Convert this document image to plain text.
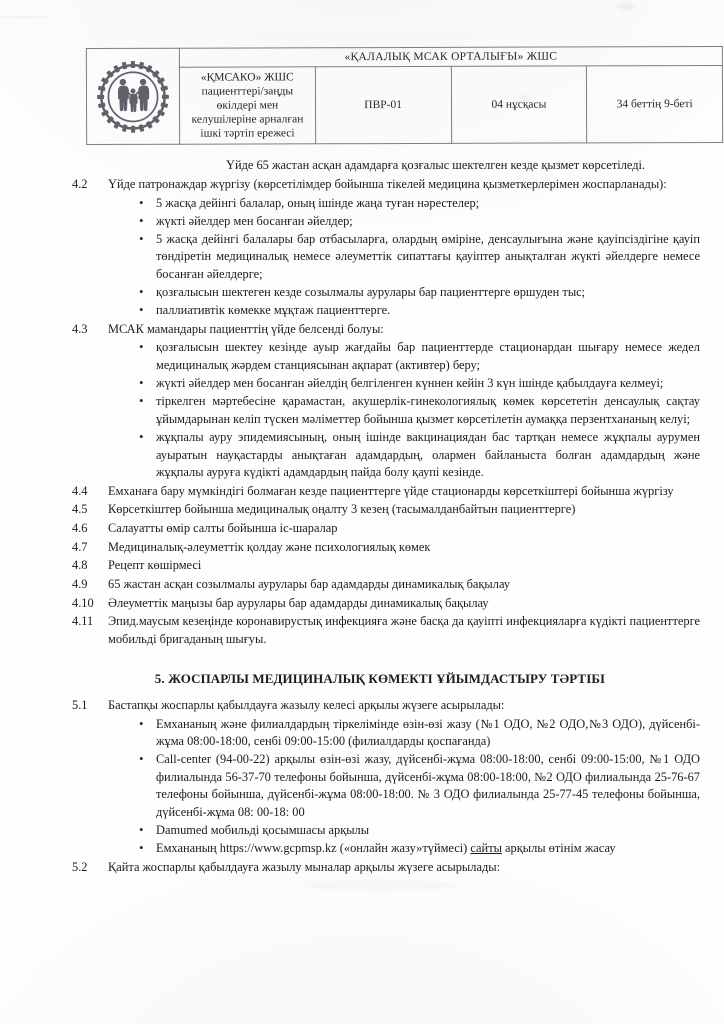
	«ҚАЛАЛЫҚ МСАК ОРТАЛЫҒЫ» ЖШС			
	«ҚМСАКО» ЖШС пациенттері/заңды өкілдері мен келушілеріне арналған ішкі тәртіп ережесі	ПВР-01	04 нұсқасы	34 беттің 9-беті

Үйде 65 жастан асқан адамдарға қозғалыс шектелген кезде қызмет көрсетіледі.

4.2	Үйде патронаждар жүргізу (көрсетілімдер бойынша тікелей медицина қызметкерлерімен жоспарланады):
• 5 жасқа дейінгі балалар, оның ішінде жаңа туған нәрестелер;
• жүкті әйелдер мен босанған әйелдер;
• 5 жасқа дейінгі балалары бар отбасыларға, олардың өміріне, денсаулығына және қауіпсіздігіне қауіп төндіретін медициналық немесе әлеуметтік сипаттағы қауіптер анықталған жүкті әйелдерге немесе босанған әйелдерге;
• қозғалысын шектеген кезде созылмалы аурулары бар пациенттерге өршуден тыс;
• паллиативтік көмекке мұқтаж пациенттерге.
4.3	МСАК мамандары пациенттің үйде белсенді болуы:
• қозғалысын шектеу кезінде ауыр жағдайы бар пациенттерде стационардан шығару немесе жедел медициналық жәрдем станциясынан ақпарат (активтер) беру;
• жүкті әйелдер мен босанған әйелдің белгіленген күннен кейін 3 күн ішінде қабылдауға келмеуі;
• тіркелген мәртебесіне қарамастан, акушерлік-гинекологиялық көмек көрсететін денсаулық сақтау ұйымдарынан келіп түскен мәліметтер бойынша қызмет көрсетілетін аумаққа перзентхананың келуі;
• жұқпалы ауру эпидемиясының, оның ішінде вакцинациядан бас тартқан немесе жұқпалы аурумен ауыратын науқастарды анықтаған адамдардың, олармен байланыста болған адамдардың және жұқпалы ауруға күдікті адамдардың пайда болу қаупі кезінде.
4.4	Емханаға бару мүмкіндігі болмаған кезде пациенттерге үйде стационарды көрсеткіштері бойынша жүргізу
4.5	Көрсеткіштер бойынша медициналық оңалту 3 кезең (тасымалданбайтын пациенттерге)
4.6	Салауатты өмір салты бойынша іс-шаралар
4.7	Медициналық-әлеуметтік қолдау және психологиялық көмек
4.8	Рецепт көшірмесі
4.9	65 жастан асқан созылмалы аурулары бар адамдарды динамикалық бақылау
4.10	Әлеуметтік маңызы бар аурулары бар адамдарды динамикалық бақылау
4.11	Эпид.маусым кезеңінде коронавирустық инфекцияға және басқа да қауіпті инфекцияларға күдікті пациенттерге мобильді бригаданың шығуы.
5. ЖОСПАРЛЫ МЕДИЦИНАЛЫҚ КӨМЕКТІ ҰЙЫМДАСТЫРУ ТӘРТІБІ
5.1	Бастапқы жоспарлы қабылдауға жазылу келесі арқылы жүзеге асырылады:
• Емхананың және филиалдардың тіркелімінде өзін-өзі жазу (№1 ОДО, №2 ОДО,№3 ОДО), дүйсенбі-жұма 08:00-18:00, сенбі 09:00-15:00 (филиалдарды қоспағанда)
• Call-center (94-00-22) арқылы өзін-өзі жазу, дүйсенбі-жұма 08:00-18:00, сенбі 09:00-15:00, №1 ОДО филиалында 56-37-70 телефоны бойынша, дүйсенбі-жұма 08:00-18:00, №2 ОДО филиалында 25-76-67 телефоны бойынша, дүйсенбі-жұма 08:00-18:00. № 3 ОДО филиалында 25-77-45 телефоны бойынша, дүйсенбі-жұма 08: 00-18: 00
• Damumed мобильді қосымшасы арқылы
• Емхананың https://www.gcpmsp.kz («онлайн жазу»түймесі) сайты арқылы өтінім жасау
5.2	Қайта жоспарлы қабылдауға жазылу мыналар арқылы жүзеге асырылады:
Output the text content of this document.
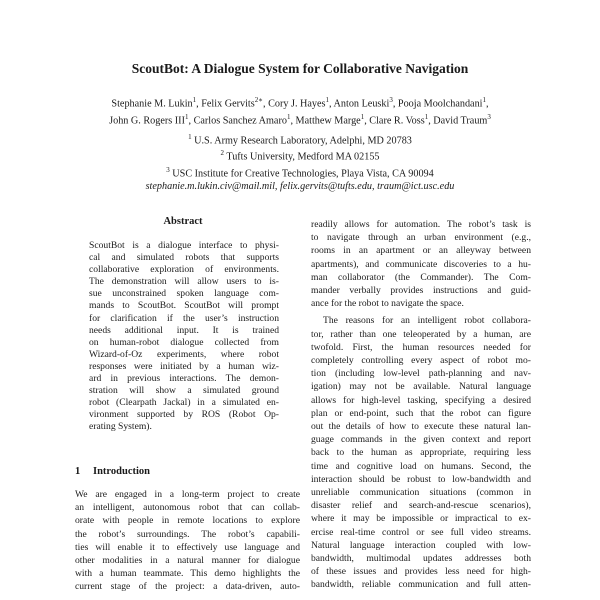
ScoutBot: A Dialogue System for Collaborative Navigation
Stephanie M. Lukin$^1$, Felix Gervits$^{2∗}$, Cory J. Hayes$^1$, Anton Leuski$^3$, Pooja Moolchandani$^1$,
John G. Rogers III$^1$, Carlos Sanchez Amaro$^1$, Matthew Marge$^1$, Clare R. Voss$^1$, David Traum$^3$
$^1$ U.S. Army Research Laboratory, Adelphi, MD 20783
$^2$ Tufts University, Medford MA 02155
$^3$ USC Institute for Creative Technologies, Playa Vista, CA 90094
stephanie.m.lukin.civ@mail.mil, felix.gervits@tufts.edu, traum@ict.usc.edu
Abstract
ScoutBot is a dialogue interface to physi-
cal and simulated robots that supports
collaborative exploration of environments.
The demonstration will allow users to is-
sue unconstrained spoken language com-
mands to ScoutBot. ScoutBot will prompt
for clarification if the user’s instruction
needs additional input. It is trained
on human-robot dialogue collected from
Wizard-of-Oz experiments, where robot
responses were initiated by a human wiz-
ard in previous interactions. The demon-
stration will show a simulated ground
robot (Clearpath Jackal) in a simulated en-
vironment supported by ROS (Robot Op-
erating System).
1 Introduction
We are engaged in a long-term project to create
an intelligent, autonomous robot that can collab-
orate with people in remote locations to explore
the robot’s surroundings. The robot’s capabili-
ties will enable it to effectively use language and
other modalities in a natural manner for dialogue
with a human teammate. This demo highlights the
current stage of the project: a data-driven, auto-
readily allows for automation. The robot’s task is
to navigate through an urban environment (e.g.,
rooms in an apartment or an alleyway between
apartments), and communicate discoveries to a hu-
man collaborator (the Commander). The Com-
mander verbally provides instructions and guid-
ance for the robot to navigate the space.
The reasons for an intelligent robot collabora-
tor, rather than one teleoperated by a human, are
twofold. First, the human resources needed for
completely controlling every aspect of robot mo-
tion (including low-level path-planning and nav-
igation) may not be available. Natural language
allows for high-level tasking, specifying a desired
plan or end-point, such that the robot can figure
out the details of how to execute these natural lan-
guage commands in the given context and report
back to the human as appropriate, requiring less
time and cognitive load on humans. Second, the
interaction should be robust to low-bandwidth and
unreliable communication situations (common in
disaster relief and search-and-rescue scenarios),
where it may be impossible or impractical to ex-
ercise real-time control or see full video streams.
Natural language interaction coupled with low-
bandwidth, multimodal updates addresses both
of these issues and provides less need for high-
bandwidth, reliable communication and full atten-
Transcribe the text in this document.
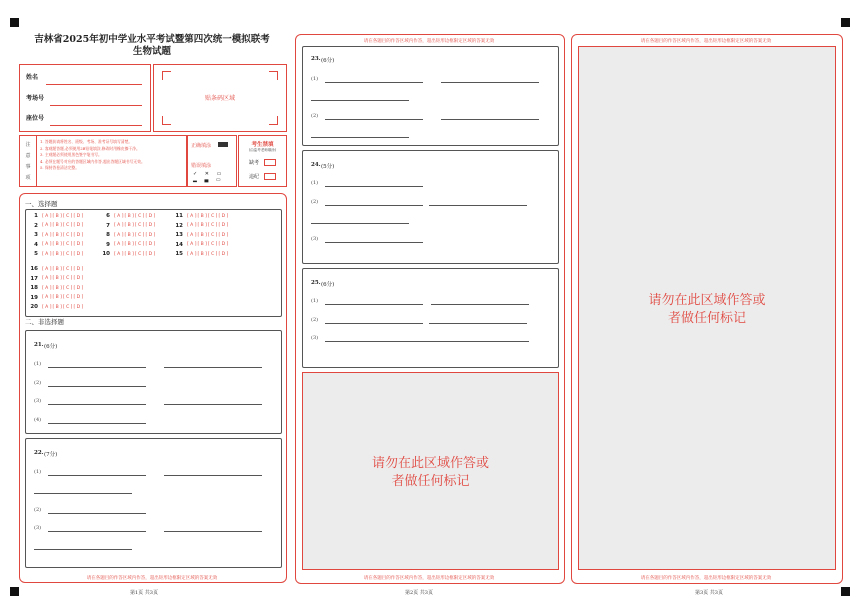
吉林省2025年初中学业水平考试暨第四次统一模拟联考
生物试题
姓名
考场号
座位号
贴条码区域
注
意
事
项
1. 答题前请将姓名、班级、考场、准考证号填写清楚。
2. 客观题答题,必须使用2B铅笔填涂,修改时用橡皮擦干净。
3. 主观题必须使用黑色签字笔书写。
4. 必须在题号对应的答题区域内作答,超出答题区域书写无效。
5. 保持答卷清洁完整。
正确填涂
错误填涂
✓ ✕ ▭
▂ ▄ ▭
考生禁填
(由监考老师填涂)
缺考
违纪
一、选择题
1 [ A ] [ B ] [ C ] [ D ]
2 [ A ] [ B ] [ C ] [ D ]
3 [ A ] [ B ] [ C ] [ D ]
4 [ A ] [ B ] [ C ] [ D ]
5 [ A ] [ B ] [ C ] [ D ]
6 [ A ] [ B ] [ C ] [ D ]
7 [ A ] [ B ] [ C ] [ D ]
8 [ A ] [ B ] [ C ] [ D ]
9 [ A ] [ B ] [ C ] [ D ]
10 [ A ] [ B ] [ C ] [ D ]
11 [ A ] [ B ] [ C ] [ D ]
12 [ A ] [ B ] [ C ] [ D ]
13 [ A ] [ B ] [ C ] [ D ]
14 [ A ] [ B ] [ C ] [ D ]
15 [ A ] [ B ] [ C ] [ D ]
16 [ A ] [ B ] [ C ] [ D ]
17 [ A ] [ B ] [ C ] [ D ]
18 [ A ] [ B ] [ C ] [ D ]
19 [ A ] [ B ] [ C ] [ D ]
20 [ A ] [ B ] [ C ] [ D ]
二、非选择题
21. (6分)
(1)
(2)
(3)
(4)
22. (7分)
(1)
(2)
(3)
请在各题目的作答区域内作答，超出矩形边框限定区域的答案无效
第1页 共3页
请在各题目的作答区域内作答，超出矩形边框限定区域的答案无效
23. (6分)
(1)
(2)
24. (5分)
(1)
(2)
(3)
25. (6分)
(1)
(2)
(3)
请勿在此区域作答或
者做任何标记
请在各题目的作答区域内作答，超出矩形边框限定区域的答案无效
第2页 共3页
请在各题目的作答区域内作答，超出矩形边框限定区域的答案无效
请勿在此区域作答或
者做任何标记
请在各题目的作答区域内作答，超出矩形边框限定区域的答案无效
第3页 共3页
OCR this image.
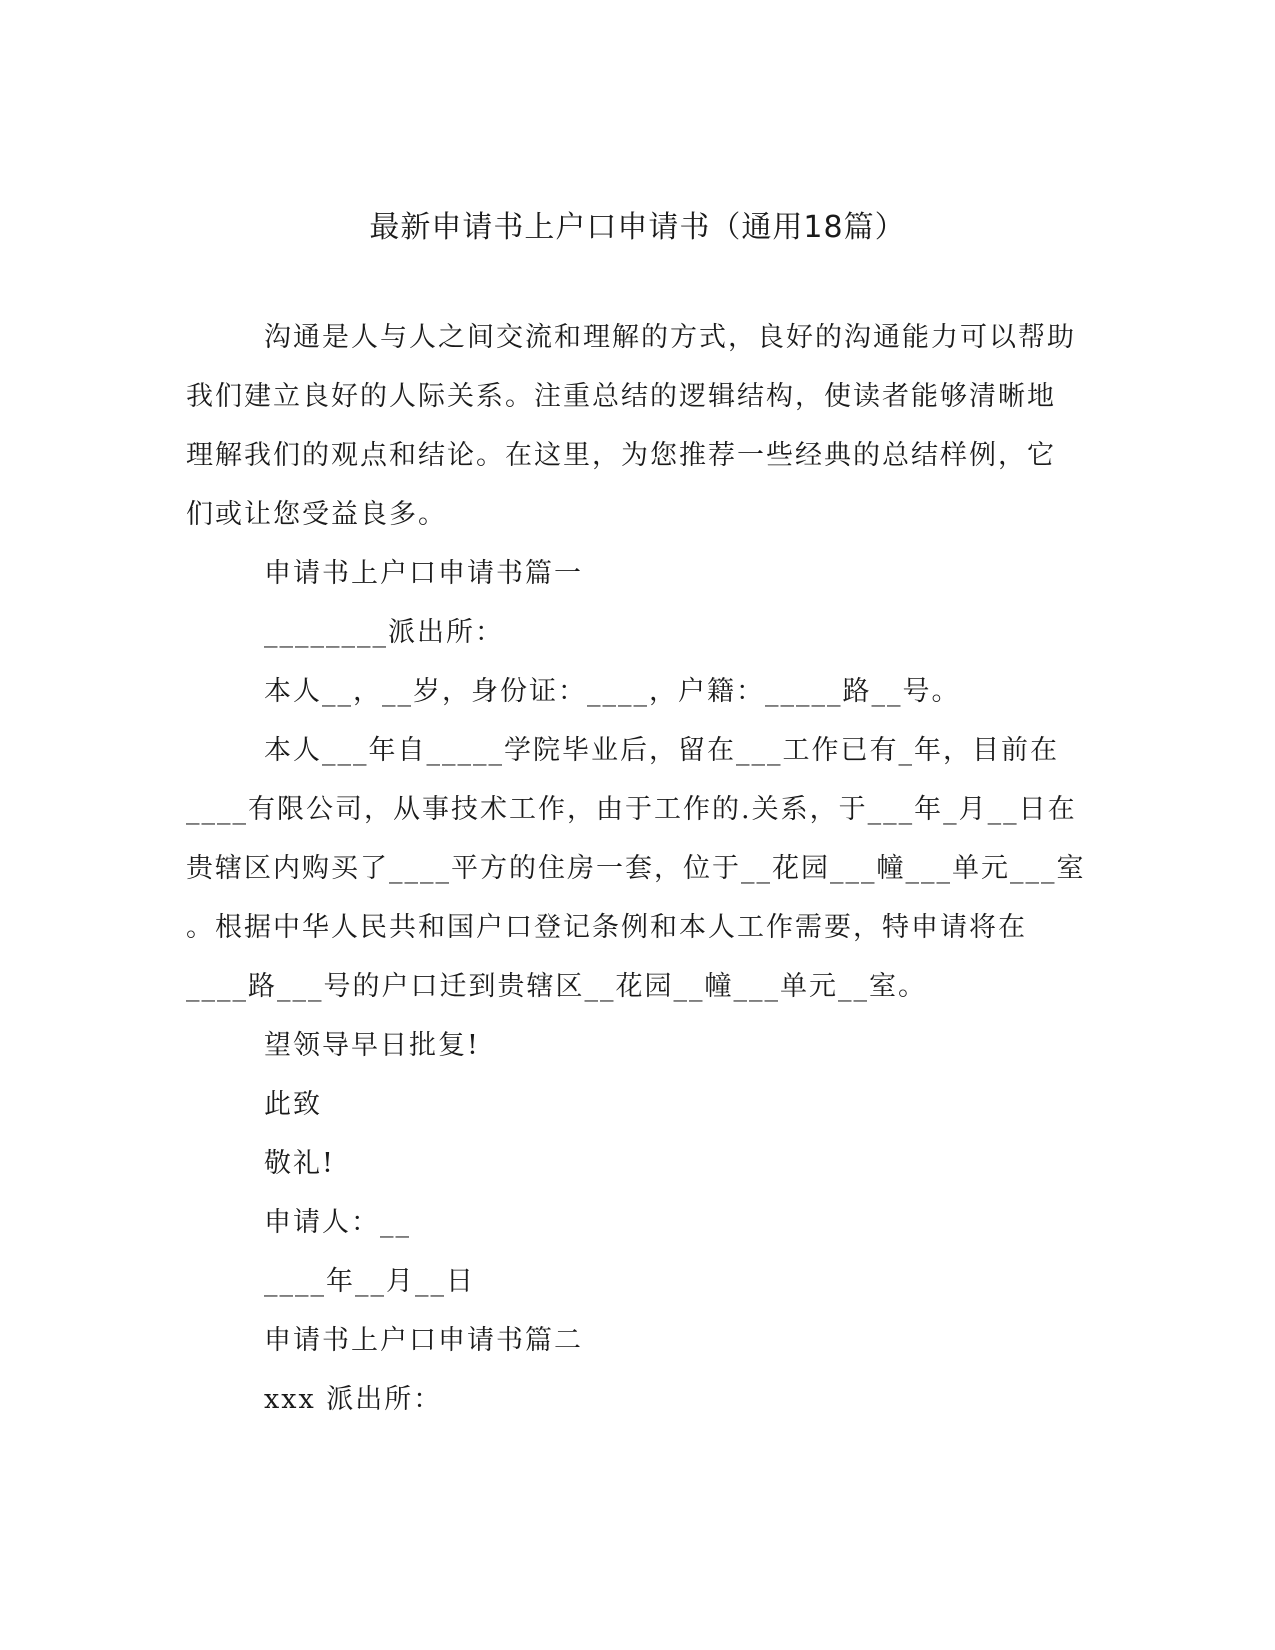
最新申请书上户口申请书（通用18篇）
沟通是人与人之间交流和理解的方式，良好的沟通能力可以帮助
我们建立良好的人际关系。注重总结的逻辑结构，使读者能够清晰地
理解我们的观点和结论。在这里，为您推荐一些经典的总结样例，它
们或让您受益良多。
申请书上户口申请书篇一
________派出所：
本人__，__岁，身份证：____，户籍：_____路__号。
本人___年自_____学院毕业后，留在___工作已有_年，目前在
____有限公司，从事技术工作，由于工作的.关系，于___年_月__日在
贵辖区内购买了____平方的住房一套，位于__花园___幢___单元___室
。根据中华人民共和国户口登记条例和本人工作需要，特申请将在
____路___号的户口迁到贵辖区__花园__幢___单元__室。
望领导早日批复!
此致
敬礼!
申请人：__
____年__月__日
申请书上户口申请书篇二
xxx 派出所：
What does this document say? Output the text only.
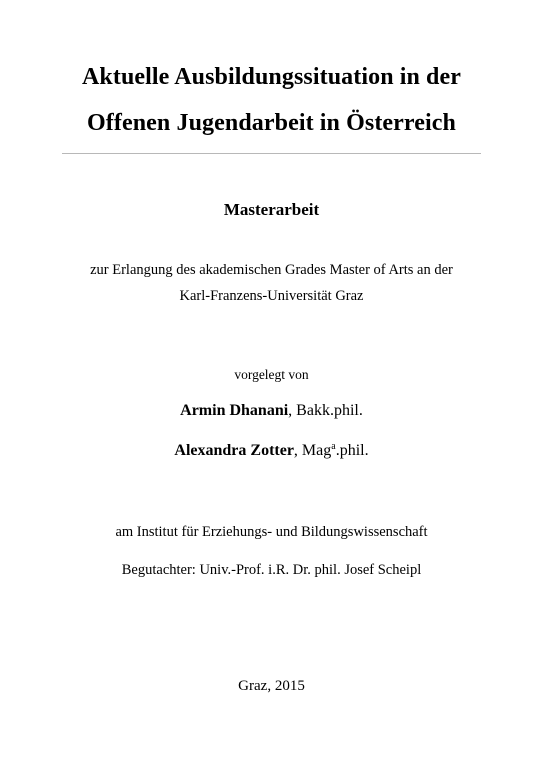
Aktuelle Ausbildungssituation in der
Offenen Jugendarbeit in Österreich
Masterarbeit
zur Erlangung des akademischen Grades Master of Arts an der
Karl-Franzens-Universität Graz
vorgelegt von
Armin Dhanani, Bakk.phil.
Alexandra Zotter, Mag$^a$.phil.
am Institut für Erziehungs- und Bildungswissenschaft
Begutachter: Univ.-Prof. i.R. Dr. phil. Josef Scheipl
Graz, 2015
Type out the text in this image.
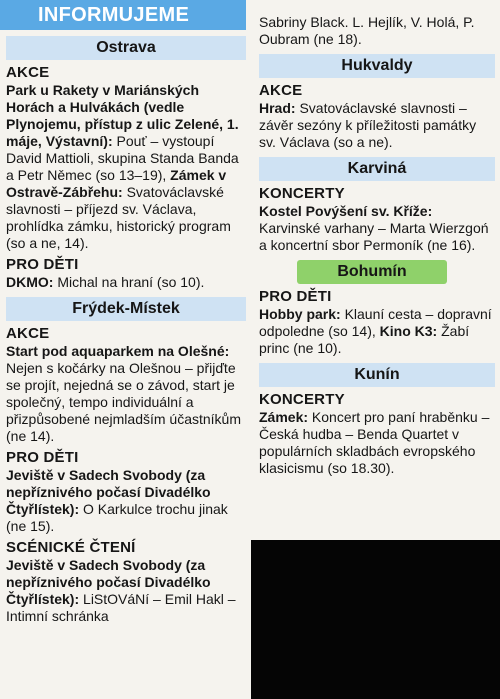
INFORMUJEME
Ostrava
AKCE

Park u Rakety v Mariánských Horách a Hulvákách (vedle Plynojemu, přístup z ulic Zelené, 1. máje, Výstavní): Pouť – vystoupí David Mattioli, skupina Standa Banda a Petr Němec (so 13–19), Zámek v Ostravě-Zábřehu: Svatováclavské slavnosti – příjezd sv. Václava, prohlídka zámku, historický program (so a ne, 14).

PRO DĚTI

DKMO: Michal na hraní (so 10).

Frýdek-Místek
AKCE

Start pod aquaparkem na Olešné: Nejen s kočárky na Olešnou – přijďte se projít, nejedná se o závod, start je společný, tempo individuální a přizpůsobené nejmladším účastníkům (ne 14).

PRO DĚTI

Jeviště v Sadech Svobody (za nepříznivého počasí Divadélko Čtyřlístek): O Karkulce trochu jinak (ne 15).

SCÉNICKÉ ČTENÍ

Jeviště v Sadech Svobody (za nepříznivého počasí Divadélko Čtyřlístek): LiStOVáNí – Emil Hakl – Intimní schránka

Sabriny Black. L. Hejlík, V. Holá, P. Oubram (ne 18).

Hukvaldy
AKCE

Hrad: Svatováclavské slavnosti – závěr sezóny k příležitosti památky sv. Václava (so a ne).

Karviná
KONCERTY

Kostel Povýšení sv. Kříže: Karvinské varhany – Marta Wierzgoń a koncertní sbor Permoník (ne 16).

Bohumín
PRO DĚTI

Hobby park: Klauní cesta – dopravní odpoledne (so 14), Kino K3: Žabí princ (ne 10).

Kunín
KONCERTY

Zámek: Koncert pro paní hraběnku – Česká hudba – Benda Quartet v populárních skladbách evropského klasicismu (so 18.30).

### INSTRUCTIONS TO FOLLOW
Copy out every line from the material above in which the word "provides" appears.

### FINISHED TASK
mander verbally provides instructions and guid-
of these issues and provides less need for high-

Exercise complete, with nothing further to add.